PROBLEM DESCRIPTION:
What follows is a set of entries. Give them again exactly, without the pictures.

--- start RECORDS SHOWN ---

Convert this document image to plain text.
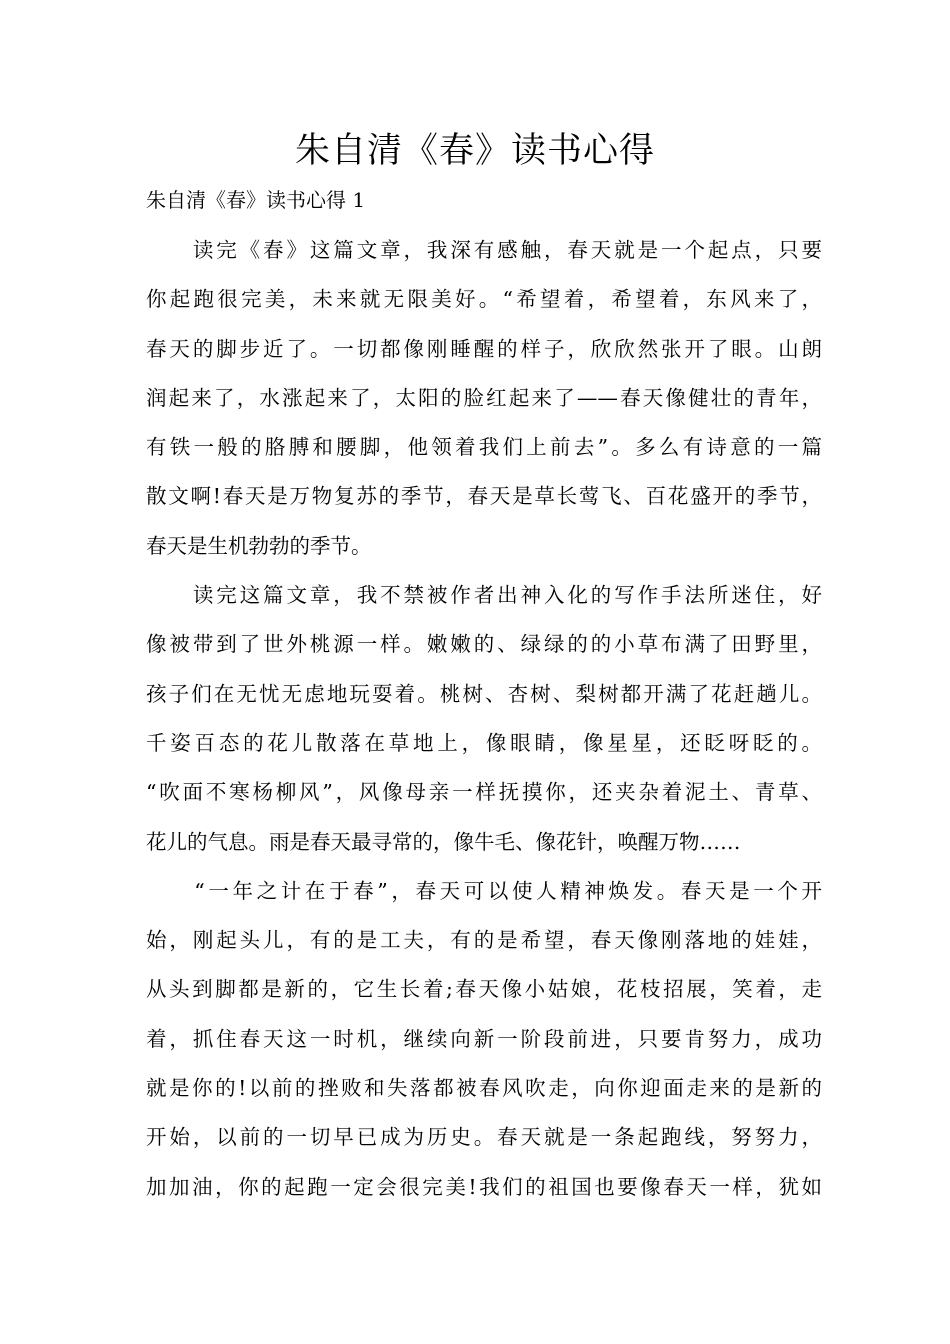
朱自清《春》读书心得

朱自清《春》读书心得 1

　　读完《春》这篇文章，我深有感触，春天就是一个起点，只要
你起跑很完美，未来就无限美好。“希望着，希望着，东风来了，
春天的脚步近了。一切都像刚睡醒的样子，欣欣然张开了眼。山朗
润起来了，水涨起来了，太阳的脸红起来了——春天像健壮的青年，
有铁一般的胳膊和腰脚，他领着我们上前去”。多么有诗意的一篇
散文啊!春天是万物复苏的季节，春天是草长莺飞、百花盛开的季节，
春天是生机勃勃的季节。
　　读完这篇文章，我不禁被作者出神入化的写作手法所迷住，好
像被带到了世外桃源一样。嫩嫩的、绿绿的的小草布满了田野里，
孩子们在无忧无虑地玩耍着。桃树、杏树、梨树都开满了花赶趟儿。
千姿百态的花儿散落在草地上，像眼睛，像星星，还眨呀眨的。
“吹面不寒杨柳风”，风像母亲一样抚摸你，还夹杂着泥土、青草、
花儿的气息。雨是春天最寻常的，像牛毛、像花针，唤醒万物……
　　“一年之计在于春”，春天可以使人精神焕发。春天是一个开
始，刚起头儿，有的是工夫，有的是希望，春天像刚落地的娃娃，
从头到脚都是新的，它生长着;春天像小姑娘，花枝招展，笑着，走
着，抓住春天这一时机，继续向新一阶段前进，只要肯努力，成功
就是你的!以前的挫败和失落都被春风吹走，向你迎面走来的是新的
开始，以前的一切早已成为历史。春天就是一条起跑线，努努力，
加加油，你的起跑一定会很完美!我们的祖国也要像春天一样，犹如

--- end RECORDS SHOWN ---

IN RESPONSE:
Convert this document image to plain text.
朱自清《春》读书心得

朱自清《春》读书心得 1

　　读完《春》这篇文章，我深有感触，春天就是一个起点，只要
你起跑很完美，未来就无限美好。“希望着，希望着，东风来了，
春天的脚步近了。一切都像刚睡醒的样子，欣欣然张开了眼。山朗
润起来了，水涨起来了，太阳的脸红起来了——春天像健壮的青年，
有铁一般的胳膊和腰脚，他领着我们上前去”。多么有诗意的一篇
散文啊!春天是万物复苏的季节，春天是草长莺飞、百花盛开的季节，
春天是生机勃勃的季节。
　　读完这篇文章，我不禁被作者出神入化的写作手法所迷住，好
像被带到了世外桃源一样。嫩嫩的、绿绿的的小草布满了田野里，
孩子们在无忧无虑地玩耍着。桃树、杏树、梨树都开满了花赶趟儿。
千姿百态的花儿散落在草地上，像眼睛，像星星，还眨呀眨的。
“吹面不寒杨柳风”，风像母亲一样抚摸你，还夹杂着泥土、青草、
花儿的气息。雨是春天最寻常的，像牛毛、像花针，唤醒万物……
　　“一年之计在于春”，春天可以使人精神焕发。春天是一个开
始，刚起头儿，有的是工夫，有的是希望，春天像刚落地的娃娃，
从头到脚都是新的，它生长着;春天像小姑娘，花枝招展，笑着，走
着，抓住春天这一时机，继续向新一阶段前进，只要肯努力，成功
就是你的!以前的挫败和失落都被春风吹走，向你迎面走来的是新的
开始，以前的一切早已成为历史。春天就是一条起跑线，努努力，
加加油，你的起跑一定会很完美!我们的祖国也要像春天一样，犹如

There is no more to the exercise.